▶ _Action item_: Since only the total is wanted, give the number of lines in the listing below that hold the string "được" and add nothing.

▶ _The input_:
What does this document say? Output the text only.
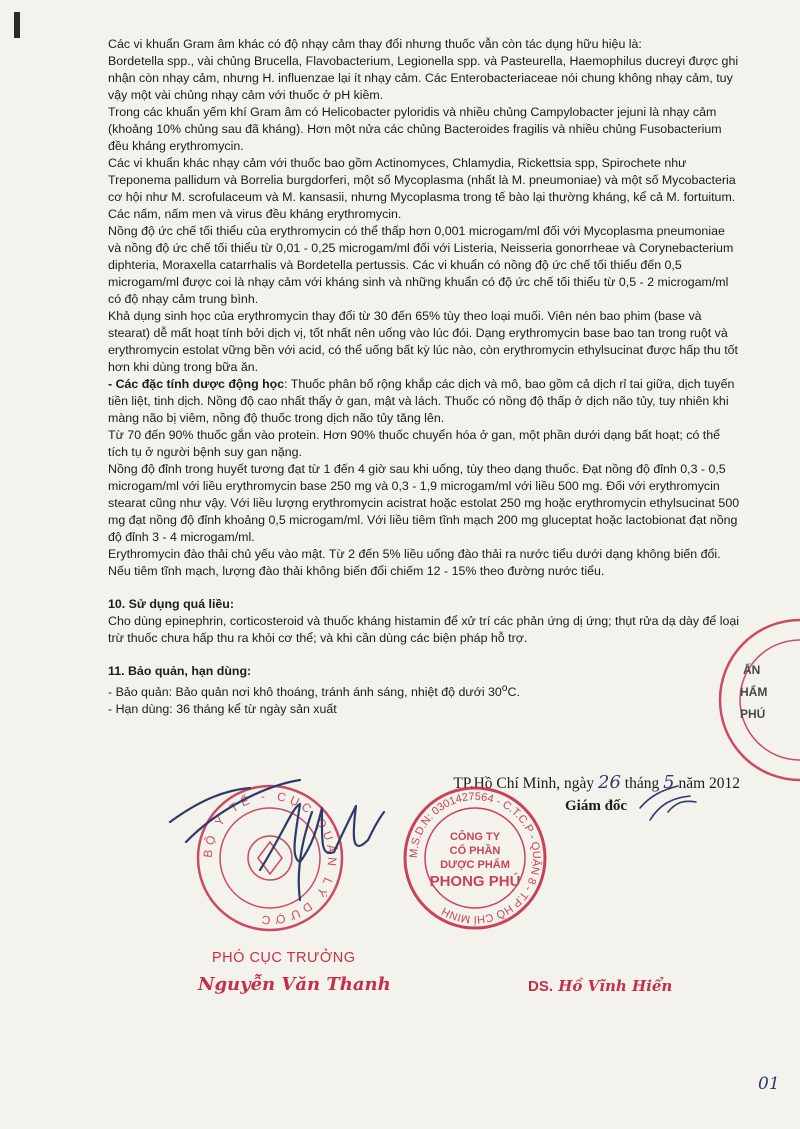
Các vi khuẩn Gram âm khác có độ nhạy cảm thay đổi nhưng thuốc vẫn còn tác dụng hữu hiệu là:

Bordetella spp., vài chủng Brucella, Flavobacterium, Legionella spp. và Pasteurella, Haemophilus ducreyi được ghi nhận còn nhạy cảm, nhưng H. influenzae lại ít nhạy cảm. Các Enterobacteriaceae nói chung không nhạy cảm, tuy vậy một vài chủng nhạy cảm với thuốc ở pH kiềm.

Trong các khuẩn yếm khí Gram âm có Helicobacter pyloridis và nhiều chủng Campylobacter jejuni là nhạy cảm (khoảng 10% chủng sau đã kháng). Hơn một nửa các chủng Bacteroides fragilis và nhiều chủng Fusobacterium đều kháng erythromycin.

Các vi khuẩn khác nhạy cảm với thuốc bao gồm Actinomyces, Chlamydia, Rickettsia spp, Spirochete như Treponema pallidum và Borrelia burgdorferi, một số Mycoplasma (nhất là M. pneumoniae) và một số Mycobacteria cơ hội như M. scrofulaceum và M. kansasii, nhưng Mycoplasma trong tế bào lại thường kháng, kể cả M. fortuitum.

Các nấm, nấm men và virus đều kháng erythromycin.

Nồng độ ức chế tối thiểu của erythromycin có thể thấp hơn 0,001 microgam/ml đối với Mycoplasma pneumoniae và nồng độ ức chế tối thiểu từ 0,01 - 0,25 microgam/ml đối với Listeria, Neisseria gonorrheae và Corynebacterium diphteria, Moraxella catarrhalis và Bordetella pertussis. Các vi khuẩn có nồng độ ức chế tối thiểu đến 0,5 microgam/ml được coi là nhạy cảm với kháng sinh và những khuẩn có độ ức chế tối thiểu từ 0,5 - 2 microgam/ml có độ nhạy cảm trung bình.

Khả dụng sinh học của erythromycin thay đổi từ 30 đến 65% tùy theo loại muối. Viên nén bao phim (base và stearat) dễ mất hoạt tính bởi dịch vị, tốt nhất nên uống vào lúc đói. Dạng erythromycin base bao tan trong ruột và erythromycin estolat vững bền với acid, có thể uống bất kỳ lúc nào, còn erythromycin ethylsucinat được hấp thu tốt hơn khi dùng trong bữa ăn.

- Các đặc tính dược động học: Thuốc phân bố rộng khắp các dịch và mô, bao gồm cả dịch rỉ tai giữa, dịch tuyến tiền liệt, tinh dịch. Nồng độ cao nhất thấy ở gan, mật và lách. Thuốc có nồng độ thấp ở dịch não tủy, tuy nhiên khi màng não bị viêm, nồng độ thuốc trong dịch não tủy tăng lên.

Từ 70 đến 90% thuốc gắn vào protein. Hơn 90% thuốc chuyển hóa ở gan, một phần dưới dạng bất hoạt; có thể tích tụ ở người bệnh suy gan nặng.

Nồng độ đỉnh trong huyết tương đạt từ 1 đến 4 giờ sau khi uống, tùy theo dạng thuốc. Đạt nồng độ đỉnh 0,3 - 0,5 microgam/ml với liều erythromycin base 250 mg và 0,3 - 1,9 microgam/ml với liều 500 mg. Đối với erythromycin stearat cũng như vậy. Với liều lượng erythromycin acistrat hoặc estolat 250 mg hoặc erythromycin ethylsucinat 500 mg đạt nồng độ đỉnh khoảng 0,5 microgam/ml. Với liều tiêm tĩnh mạch 200 mg gluceptat hoặc lactobionat đạt nồng độ đỉnh 3 - 4 microgam/ml.

Erythromycin đào thải chủ yếu vào mật. Từ 2 đến 5% liều uống đào thải ra nước tiểu dưới dạng không biến đổi. Nếu tiêm tĩnh mạch, lượng đào thải không biến đổi chiếm 12 - 15% theo đường nước tiểu.

10. Sử dụng quá liều:

Cho dùng epinephrin, corticosteroid và thuốc kháng histamin để xử trí các phản ứng dị ứng; thụt rửa dạ dày để loại trừ thuốc chưa hấp thu ra khỏi cơ thể; và khi cần dùng các biện pháp hỗ trợ.

11. Bảo quản, hạn dùng:

- Bảo quản: Bảo quản nơi khô thoáng, tránh ánh sáng, nhiệt độ dưới 30$^o$C.

- Hạn dùng: 36 tháng kể từ ngày sản xuất

TP.Hồ Chí Minh, ngày 26 tháng 5 năm 2012
Giám đốc
BỘ Y TẾ - CỤC QUẢN LÝ DƯỢC
M.S.D.N: 0301427564 - C.T.C.P - QUẬN 8 - T.P HỒ CHÍ MINH
CÔNG TY
CỔ PHẦN
DƯỢC PHẨM
PHONG PHÚ
ẤN
HẨM
PHÚ
PHÓ CỤC TRƯỞNG
Nguyễn Văn Thanh	DS. Hồ Vĩnh Hiển
01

▶ _Solution to this exercise_: 3